> Given problem: Return all lines in the material below that contain "style".

:: Information shown ::

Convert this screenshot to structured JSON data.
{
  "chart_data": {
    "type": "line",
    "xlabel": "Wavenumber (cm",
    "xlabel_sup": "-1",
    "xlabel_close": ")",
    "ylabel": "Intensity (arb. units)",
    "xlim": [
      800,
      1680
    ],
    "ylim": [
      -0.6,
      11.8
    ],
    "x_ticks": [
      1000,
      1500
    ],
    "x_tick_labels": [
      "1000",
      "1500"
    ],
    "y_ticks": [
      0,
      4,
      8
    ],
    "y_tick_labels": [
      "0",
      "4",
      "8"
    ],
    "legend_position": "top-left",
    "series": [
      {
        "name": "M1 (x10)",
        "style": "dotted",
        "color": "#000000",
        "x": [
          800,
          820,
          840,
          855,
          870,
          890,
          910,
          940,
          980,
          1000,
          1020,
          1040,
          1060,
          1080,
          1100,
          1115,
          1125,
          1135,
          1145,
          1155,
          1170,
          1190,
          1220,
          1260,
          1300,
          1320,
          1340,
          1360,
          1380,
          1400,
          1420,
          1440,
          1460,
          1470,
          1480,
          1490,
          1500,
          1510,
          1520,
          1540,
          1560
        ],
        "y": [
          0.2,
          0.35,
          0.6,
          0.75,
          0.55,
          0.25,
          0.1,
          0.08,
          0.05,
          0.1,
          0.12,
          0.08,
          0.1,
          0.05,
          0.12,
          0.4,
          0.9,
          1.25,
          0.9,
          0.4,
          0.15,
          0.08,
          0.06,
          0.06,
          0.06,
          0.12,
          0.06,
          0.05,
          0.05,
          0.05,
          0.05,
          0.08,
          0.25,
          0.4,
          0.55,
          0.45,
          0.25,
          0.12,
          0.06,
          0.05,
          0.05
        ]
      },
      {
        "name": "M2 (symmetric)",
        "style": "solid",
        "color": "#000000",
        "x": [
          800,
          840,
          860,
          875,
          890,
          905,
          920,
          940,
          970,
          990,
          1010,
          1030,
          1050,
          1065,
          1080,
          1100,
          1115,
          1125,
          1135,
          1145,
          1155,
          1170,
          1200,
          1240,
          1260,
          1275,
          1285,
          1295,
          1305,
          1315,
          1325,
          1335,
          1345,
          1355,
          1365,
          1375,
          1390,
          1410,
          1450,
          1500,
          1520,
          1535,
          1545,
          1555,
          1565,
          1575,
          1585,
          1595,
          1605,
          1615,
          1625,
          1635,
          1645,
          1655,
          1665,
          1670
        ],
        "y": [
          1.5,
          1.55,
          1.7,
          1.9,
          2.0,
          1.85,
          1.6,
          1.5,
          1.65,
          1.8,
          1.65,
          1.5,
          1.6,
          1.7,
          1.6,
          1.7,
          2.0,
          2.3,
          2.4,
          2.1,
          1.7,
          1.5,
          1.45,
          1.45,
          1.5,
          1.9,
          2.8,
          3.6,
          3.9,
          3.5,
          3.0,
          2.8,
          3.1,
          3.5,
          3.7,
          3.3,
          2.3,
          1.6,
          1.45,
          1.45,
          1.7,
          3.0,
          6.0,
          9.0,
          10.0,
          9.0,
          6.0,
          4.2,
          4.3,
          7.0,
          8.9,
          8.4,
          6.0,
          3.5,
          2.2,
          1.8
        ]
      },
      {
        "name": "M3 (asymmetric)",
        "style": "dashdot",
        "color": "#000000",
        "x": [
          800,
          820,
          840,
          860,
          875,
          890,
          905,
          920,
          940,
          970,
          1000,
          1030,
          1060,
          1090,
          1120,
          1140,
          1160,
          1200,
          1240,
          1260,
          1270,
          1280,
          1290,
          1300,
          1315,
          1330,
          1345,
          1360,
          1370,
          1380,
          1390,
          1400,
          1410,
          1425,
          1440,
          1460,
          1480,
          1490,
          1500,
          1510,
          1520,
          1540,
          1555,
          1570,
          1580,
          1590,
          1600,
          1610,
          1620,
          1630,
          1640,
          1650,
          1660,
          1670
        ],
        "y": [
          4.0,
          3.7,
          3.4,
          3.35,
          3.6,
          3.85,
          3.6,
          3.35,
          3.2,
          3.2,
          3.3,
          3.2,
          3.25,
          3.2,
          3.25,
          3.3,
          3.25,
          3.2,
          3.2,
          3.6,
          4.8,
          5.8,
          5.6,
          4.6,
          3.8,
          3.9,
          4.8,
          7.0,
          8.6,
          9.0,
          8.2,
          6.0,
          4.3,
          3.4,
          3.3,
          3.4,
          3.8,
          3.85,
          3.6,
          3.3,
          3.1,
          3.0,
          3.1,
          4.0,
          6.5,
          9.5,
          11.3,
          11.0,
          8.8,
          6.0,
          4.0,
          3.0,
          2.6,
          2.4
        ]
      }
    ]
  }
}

:::

> Written response:
        "style": "dotted",
        "style": "solid",
        "style": "dashdot",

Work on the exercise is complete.